──────── Texte fourni
Le changement de politique religieuse algérienne à l'égard des confréries religieuses musulmanes : de la persécution à la réhabilitation, le cas particulier de la confrérie 'Alawiyya (1909-2009)

par Foad Khatir

Thèse de doctorat en Histoire

Sous la direction de Guy Pervillé.

Thèses en préparation à Toulouse 2 , dans le cadre de École doctorale Temps, Espaces, Sociétés, Cultures (Toulouse) depuis le 01-10-2010 .


  • Résumé

    Cette étude tente de démontrer la place des zâwiyas et plus particulièrement celle de la ‘Alawiyya dans l’Algérie contemporaine et leur rôle pendant la montée du nationalisme et la lutte de libération. Parler de la persécution et de la réhabilitation de la confrérie ‘Alawiyya (et d’autres) en Algérie durant la période contemporaine, nous amène à traiter des rapports de celle-ci avec : (1) L’administration coloniale : la confrérie était étroitement surveillée par les services de la police des renseignements généraux. La stratégie de la confrérie consistait à rester neutre autant que possible mais elle n’hésitait pas à défendre la préservation de l’identité arabo-musulmane. (2) Le mouvement du réformisme : avec la parution en 1926 de la revue ach-Chihab et l’Association des Oulémas Musulmans Algériens (AOMA) fondée le 5 mai 1931 avec à sa tête le Président Ibn Badis qui contribua à la montée du sentiment nationaliste algérien. (3) Les milieux nationalistes algériens : avec lesquels la confrérie ‘Alawiyya entretenait des relations étroites notamment sous la période du Parti du Peuple Algérien (PPA). Les événements du 8 mai 1945 à Sétif précipitèrent la préparation de la Révolution algérienne pendant laquelle le cheikh Mehdi Bentounes joua un rôle actif. (4) Les gouvernements algériens successifs : La confrérie ‘Alawiyya entendait lutter contre la nationalisation des biens habous. Le gouvernement Boumediene mena une vaste campagne de persécution contre le cheikh Mehdi Bentounes et procéda à son arrestation en 1970. La confrérie agissait dorénavant sur le terrain Européen avec le cheikh Khaled Bentounes qui procéda à la création de nombreux projets culturels et de jeunesse et à la reconnaissance de nombreux projets par les instances officielles nationales et internationales. Les persécutions finirent progressivement par marginaliser un courant religieux- soufisme qui était présent en Algérie depuis le début du millénaire. Il eut fallu l’avènement de la montée du fondamentalisme religieux qui aboutit à la guerre civile dite « les années noires » pour que le Gouvernement algérien procède à la réhabilitation des confréries religieuses en Algérie.
────────────────
──────── Données enregistrées
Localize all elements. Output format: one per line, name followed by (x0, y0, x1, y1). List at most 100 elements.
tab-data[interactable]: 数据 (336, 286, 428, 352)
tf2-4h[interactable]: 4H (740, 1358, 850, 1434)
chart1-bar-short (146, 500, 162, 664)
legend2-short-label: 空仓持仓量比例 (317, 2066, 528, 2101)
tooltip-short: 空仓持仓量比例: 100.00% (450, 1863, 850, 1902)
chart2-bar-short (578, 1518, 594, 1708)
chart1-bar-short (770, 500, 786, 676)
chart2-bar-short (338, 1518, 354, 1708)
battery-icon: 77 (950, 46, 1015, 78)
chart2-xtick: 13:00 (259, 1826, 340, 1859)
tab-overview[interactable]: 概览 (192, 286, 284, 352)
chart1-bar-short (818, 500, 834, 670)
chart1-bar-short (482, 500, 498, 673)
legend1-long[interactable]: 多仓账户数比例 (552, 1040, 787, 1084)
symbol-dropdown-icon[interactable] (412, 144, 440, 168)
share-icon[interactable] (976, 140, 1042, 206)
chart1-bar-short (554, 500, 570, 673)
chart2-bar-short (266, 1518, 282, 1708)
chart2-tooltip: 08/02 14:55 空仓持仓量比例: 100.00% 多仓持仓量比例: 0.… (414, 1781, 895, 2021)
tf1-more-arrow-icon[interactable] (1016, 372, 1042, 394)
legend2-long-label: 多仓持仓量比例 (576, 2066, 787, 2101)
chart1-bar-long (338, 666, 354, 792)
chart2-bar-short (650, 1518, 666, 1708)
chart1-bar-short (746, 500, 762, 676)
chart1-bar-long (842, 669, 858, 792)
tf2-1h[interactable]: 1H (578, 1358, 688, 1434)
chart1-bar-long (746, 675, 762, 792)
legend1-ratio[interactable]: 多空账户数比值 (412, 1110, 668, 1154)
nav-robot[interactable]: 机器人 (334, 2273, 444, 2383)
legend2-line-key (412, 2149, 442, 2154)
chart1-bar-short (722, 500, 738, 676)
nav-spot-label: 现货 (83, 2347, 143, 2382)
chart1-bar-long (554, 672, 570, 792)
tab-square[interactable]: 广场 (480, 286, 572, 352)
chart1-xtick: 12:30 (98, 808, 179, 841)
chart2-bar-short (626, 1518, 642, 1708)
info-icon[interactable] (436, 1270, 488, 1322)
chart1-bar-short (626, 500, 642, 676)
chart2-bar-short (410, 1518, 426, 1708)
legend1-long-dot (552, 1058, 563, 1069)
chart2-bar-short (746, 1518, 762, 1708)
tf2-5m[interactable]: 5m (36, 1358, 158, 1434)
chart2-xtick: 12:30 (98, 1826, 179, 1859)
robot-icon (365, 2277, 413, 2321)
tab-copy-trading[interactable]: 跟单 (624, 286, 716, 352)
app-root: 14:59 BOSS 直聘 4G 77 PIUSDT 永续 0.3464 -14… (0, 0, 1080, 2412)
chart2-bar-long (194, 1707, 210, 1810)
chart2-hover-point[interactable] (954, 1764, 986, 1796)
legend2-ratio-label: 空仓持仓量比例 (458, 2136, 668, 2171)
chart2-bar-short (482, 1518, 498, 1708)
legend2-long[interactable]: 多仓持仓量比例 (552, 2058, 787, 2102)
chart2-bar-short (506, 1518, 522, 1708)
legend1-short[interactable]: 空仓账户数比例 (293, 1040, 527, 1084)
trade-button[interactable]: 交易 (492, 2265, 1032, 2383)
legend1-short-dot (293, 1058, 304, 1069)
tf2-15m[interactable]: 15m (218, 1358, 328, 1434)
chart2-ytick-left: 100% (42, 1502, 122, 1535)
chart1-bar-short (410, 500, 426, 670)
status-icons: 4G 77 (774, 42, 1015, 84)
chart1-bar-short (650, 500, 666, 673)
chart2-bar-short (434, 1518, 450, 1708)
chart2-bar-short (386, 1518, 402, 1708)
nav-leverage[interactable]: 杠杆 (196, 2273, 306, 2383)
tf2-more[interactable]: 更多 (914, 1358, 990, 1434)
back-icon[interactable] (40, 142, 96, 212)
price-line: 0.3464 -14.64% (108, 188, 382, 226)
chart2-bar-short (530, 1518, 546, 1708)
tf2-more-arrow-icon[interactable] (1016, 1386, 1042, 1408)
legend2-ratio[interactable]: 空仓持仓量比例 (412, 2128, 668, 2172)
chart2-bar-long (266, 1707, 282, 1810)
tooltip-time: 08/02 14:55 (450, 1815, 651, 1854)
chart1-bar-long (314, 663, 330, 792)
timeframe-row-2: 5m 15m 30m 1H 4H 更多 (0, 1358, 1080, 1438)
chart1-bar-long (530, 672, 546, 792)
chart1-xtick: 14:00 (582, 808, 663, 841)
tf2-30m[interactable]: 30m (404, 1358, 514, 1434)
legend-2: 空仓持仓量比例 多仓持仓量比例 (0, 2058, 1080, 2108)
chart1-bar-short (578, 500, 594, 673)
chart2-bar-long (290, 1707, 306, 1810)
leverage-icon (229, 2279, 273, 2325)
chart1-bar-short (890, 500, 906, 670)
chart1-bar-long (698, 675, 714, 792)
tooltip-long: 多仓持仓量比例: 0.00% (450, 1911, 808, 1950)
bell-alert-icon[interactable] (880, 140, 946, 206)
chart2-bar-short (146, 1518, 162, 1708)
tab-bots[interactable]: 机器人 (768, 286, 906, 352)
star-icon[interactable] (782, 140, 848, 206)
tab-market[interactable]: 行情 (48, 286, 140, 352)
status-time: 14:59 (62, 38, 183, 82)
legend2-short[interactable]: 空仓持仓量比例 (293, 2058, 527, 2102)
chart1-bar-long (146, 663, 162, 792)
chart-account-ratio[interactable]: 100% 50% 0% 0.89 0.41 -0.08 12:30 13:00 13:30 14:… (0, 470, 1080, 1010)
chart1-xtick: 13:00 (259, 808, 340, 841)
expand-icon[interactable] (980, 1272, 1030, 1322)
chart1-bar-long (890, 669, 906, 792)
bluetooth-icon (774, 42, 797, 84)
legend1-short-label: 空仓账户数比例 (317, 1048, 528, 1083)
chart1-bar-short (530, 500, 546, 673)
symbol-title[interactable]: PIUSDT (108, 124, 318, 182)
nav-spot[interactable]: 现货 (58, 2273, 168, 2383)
────────────────
- Votre but: Extrayez mot pour mot du texte fourni le passage qui commence par les mots contenant « Thèse de doctorat » et qui se termine par « le 01-10-2010 . ».

- Réponse rédigée:
Thèse de doctorat en Histoire

Sous la direction de Guy Pervillé.

Thèses en préparation à Toulouse 2 , dans le cadre de École doctorale Temps, Espaces, Sociétés, Cultures (Toulouse) depuis le 01-10-2010 .